WHAT THE TASK ASKS -
Copy the listing below word for word, starting with its first line and ending with the line that contains "list-item [146,597,672,624]", including both of those lines.

MATERIAL FOR THIS TASK -
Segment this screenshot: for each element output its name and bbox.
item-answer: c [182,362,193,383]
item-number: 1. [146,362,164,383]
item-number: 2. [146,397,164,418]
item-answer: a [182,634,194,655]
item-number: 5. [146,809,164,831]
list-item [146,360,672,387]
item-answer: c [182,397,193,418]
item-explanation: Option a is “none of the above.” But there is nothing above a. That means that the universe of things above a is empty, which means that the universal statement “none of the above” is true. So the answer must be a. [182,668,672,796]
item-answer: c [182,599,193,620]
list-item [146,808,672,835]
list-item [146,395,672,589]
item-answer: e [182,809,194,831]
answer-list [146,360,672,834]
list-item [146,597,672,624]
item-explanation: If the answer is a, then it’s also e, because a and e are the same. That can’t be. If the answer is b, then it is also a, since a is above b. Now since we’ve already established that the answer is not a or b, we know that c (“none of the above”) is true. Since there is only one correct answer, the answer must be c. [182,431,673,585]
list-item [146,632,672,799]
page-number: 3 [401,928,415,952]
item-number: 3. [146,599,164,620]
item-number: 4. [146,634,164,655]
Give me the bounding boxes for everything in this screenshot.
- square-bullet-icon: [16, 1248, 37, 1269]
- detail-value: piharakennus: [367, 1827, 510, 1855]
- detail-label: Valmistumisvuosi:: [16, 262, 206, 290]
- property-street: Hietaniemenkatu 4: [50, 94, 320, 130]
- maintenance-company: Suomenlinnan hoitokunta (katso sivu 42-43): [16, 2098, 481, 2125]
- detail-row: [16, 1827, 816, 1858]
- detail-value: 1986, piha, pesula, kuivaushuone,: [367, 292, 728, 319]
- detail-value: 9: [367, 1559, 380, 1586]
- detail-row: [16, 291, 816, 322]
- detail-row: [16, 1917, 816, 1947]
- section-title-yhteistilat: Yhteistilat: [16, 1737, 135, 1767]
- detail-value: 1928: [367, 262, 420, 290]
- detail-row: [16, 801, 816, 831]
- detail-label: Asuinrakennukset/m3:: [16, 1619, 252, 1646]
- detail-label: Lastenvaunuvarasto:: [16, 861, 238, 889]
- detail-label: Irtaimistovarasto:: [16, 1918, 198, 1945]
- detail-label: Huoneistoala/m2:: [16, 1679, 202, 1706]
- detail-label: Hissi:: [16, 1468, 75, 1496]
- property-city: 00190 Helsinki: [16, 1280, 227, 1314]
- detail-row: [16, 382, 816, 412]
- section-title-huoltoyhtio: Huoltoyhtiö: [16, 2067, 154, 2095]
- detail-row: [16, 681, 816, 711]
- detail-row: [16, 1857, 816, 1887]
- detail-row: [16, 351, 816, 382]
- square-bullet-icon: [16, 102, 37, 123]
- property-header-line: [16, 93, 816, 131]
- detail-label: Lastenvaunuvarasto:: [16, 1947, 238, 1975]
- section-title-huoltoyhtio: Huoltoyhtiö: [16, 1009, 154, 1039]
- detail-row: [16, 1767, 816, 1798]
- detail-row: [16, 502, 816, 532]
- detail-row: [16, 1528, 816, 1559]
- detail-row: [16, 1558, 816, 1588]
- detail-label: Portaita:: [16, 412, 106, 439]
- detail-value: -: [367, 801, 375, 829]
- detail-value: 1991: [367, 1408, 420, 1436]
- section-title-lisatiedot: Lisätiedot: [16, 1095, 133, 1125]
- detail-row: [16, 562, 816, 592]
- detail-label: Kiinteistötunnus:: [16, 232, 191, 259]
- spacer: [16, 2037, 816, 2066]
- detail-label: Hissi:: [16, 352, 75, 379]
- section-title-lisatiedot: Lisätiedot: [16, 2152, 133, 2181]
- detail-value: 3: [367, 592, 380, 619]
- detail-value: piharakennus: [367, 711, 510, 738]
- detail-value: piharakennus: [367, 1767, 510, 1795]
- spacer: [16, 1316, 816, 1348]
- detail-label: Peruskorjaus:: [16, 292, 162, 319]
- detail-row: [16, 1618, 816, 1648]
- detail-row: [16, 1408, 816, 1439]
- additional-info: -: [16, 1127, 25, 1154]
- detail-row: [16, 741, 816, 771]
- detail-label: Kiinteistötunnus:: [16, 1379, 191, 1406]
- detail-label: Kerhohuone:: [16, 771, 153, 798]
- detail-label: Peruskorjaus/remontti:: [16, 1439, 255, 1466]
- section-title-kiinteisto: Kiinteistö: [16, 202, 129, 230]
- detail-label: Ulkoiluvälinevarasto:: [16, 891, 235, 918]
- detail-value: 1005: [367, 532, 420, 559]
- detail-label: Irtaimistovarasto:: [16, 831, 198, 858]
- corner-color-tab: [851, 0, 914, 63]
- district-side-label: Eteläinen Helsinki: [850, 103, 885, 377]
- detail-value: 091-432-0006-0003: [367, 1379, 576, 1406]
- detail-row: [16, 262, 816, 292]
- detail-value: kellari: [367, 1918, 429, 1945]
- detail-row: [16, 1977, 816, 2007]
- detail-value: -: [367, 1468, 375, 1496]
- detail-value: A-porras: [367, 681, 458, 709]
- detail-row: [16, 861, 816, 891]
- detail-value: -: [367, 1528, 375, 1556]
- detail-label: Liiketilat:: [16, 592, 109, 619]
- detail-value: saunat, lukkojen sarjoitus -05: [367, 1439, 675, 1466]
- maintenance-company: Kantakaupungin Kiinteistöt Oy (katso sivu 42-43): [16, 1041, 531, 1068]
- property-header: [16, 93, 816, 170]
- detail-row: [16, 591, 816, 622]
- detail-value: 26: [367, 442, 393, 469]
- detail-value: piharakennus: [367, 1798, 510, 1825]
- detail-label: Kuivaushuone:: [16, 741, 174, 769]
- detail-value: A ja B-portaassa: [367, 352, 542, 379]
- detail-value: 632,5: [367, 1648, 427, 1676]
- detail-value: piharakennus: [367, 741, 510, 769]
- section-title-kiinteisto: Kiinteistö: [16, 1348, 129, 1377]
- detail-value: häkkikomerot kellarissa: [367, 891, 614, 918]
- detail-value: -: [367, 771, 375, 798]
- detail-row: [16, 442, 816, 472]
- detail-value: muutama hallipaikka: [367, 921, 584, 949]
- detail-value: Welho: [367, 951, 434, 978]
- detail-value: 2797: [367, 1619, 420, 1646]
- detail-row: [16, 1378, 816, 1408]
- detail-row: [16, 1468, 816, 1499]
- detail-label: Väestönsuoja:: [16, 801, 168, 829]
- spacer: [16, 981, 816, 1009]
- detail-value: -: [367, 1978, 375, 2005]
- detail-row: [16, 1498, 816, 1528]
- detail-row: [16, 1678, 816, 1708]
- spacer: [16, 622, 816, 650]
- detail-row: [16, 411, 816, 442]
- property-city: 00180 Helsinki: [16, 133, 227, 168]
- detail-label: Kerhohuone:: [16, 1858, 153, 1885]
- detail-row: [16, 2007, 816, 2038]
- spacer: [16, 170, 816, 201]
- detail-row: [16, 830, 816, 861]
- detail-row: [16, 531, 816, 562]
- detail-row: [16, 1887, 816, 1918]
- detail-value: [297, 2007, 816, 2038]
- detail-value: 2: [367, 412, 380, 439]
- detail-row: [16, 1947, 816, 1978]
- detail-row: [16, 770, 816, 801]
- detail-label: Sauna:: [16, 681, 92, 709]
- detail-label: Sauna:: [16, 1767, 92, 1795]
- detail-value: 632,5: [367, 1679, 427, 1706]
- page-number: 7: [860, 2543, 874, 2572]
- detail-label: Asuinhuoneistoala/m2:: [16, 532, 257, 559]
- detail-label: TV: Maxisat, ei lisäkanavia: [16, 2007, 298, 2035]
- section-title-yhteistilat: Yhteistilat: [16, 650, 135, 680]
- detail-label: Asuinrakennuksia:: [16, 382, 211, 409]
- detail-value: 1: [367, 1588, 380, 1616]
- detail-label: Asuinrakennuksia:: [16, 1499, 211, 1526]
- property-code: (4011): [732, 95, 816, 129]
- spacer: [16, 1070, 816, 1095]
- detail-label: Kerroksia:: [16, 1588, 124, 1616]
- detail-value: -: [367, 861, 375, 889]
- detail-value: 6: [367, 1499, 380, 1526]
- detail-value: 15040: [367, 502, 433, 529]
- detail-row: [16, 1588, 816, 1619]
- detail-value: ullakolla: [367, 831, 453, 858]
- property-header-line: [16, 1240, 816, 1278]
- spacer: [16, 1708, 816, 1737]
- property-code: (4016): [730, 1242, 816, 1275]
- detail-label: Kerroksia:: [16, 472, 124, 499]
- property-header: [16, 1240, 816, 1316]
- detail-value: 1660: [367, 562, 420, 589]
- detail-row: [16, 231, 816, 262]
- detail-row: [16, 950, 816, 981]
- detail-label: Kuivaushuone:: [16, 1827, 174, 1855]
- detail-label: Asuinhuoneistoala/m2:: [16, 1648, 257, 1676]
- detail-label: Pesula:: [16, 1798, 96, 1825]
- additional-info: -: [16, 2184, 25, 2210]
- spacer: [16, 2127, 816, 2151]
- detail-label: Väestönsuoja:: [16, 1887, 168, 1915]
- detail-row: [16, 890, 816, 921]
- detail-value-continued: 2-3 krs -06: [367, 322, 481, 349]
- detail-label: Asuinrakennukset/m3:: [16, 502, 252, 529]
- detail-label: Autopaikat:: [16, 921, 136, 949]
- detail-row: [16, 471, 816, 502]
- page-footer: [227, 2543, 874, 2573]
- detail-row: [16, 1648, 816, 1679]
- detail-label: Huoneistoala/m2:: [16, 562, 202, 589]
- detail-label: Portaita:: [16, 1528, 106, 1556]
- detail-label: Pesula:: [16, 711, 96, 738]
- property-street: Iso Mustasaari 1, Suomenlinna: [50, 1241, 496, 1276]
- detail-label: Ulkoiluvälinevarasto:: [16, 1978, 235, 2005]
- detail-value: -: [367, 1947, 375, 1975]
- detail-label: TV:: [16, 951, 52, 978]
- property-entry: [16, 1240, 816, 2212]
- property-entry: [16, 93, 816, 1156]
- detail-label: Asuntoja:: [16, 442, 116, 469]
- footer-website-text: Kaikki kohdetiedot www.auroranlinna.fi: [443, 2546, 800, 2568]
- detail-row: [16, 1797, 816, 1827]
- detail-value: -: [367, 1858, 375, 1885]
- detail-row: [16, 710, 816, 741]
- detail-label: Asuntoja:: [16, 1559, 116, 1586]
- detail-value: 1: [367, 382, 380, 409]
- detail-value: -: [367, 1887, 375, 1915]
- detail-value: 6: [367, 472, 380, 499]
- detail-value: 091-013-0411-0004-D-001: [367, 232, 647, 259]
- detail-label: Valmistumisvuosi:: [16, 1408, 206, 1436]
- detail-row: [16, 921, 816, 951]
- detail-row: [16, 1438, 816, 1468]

CORRECT OUTPUT -
Segment this screenshot: for each element output its name and bbox.
item-answer: c [182,362,193,383]
item-number: 1. [146,362,164,383]
item-number: 2. [146,397,164,418]
item-answer: a [182,634,194,655]
item-number: 5. [146,809,164,831]
list-item [146,360,672,387]
item-answer: c [182,397,193,418]
item-explanation: Option a is “none of the above.” But there is nothing above a. That means that the universe of things above a is empty, which means that the universal statement “none of the above” is true. So the answer must be a. [182,668,672,796]
item-answer: c [182,599,193,620]
list-item [146,808,672,835]
list-item [146,395,672,589]
item-answer: e [182,809,194,831]
answer-list [146,360,672,834]
list-item [146,597,672,624]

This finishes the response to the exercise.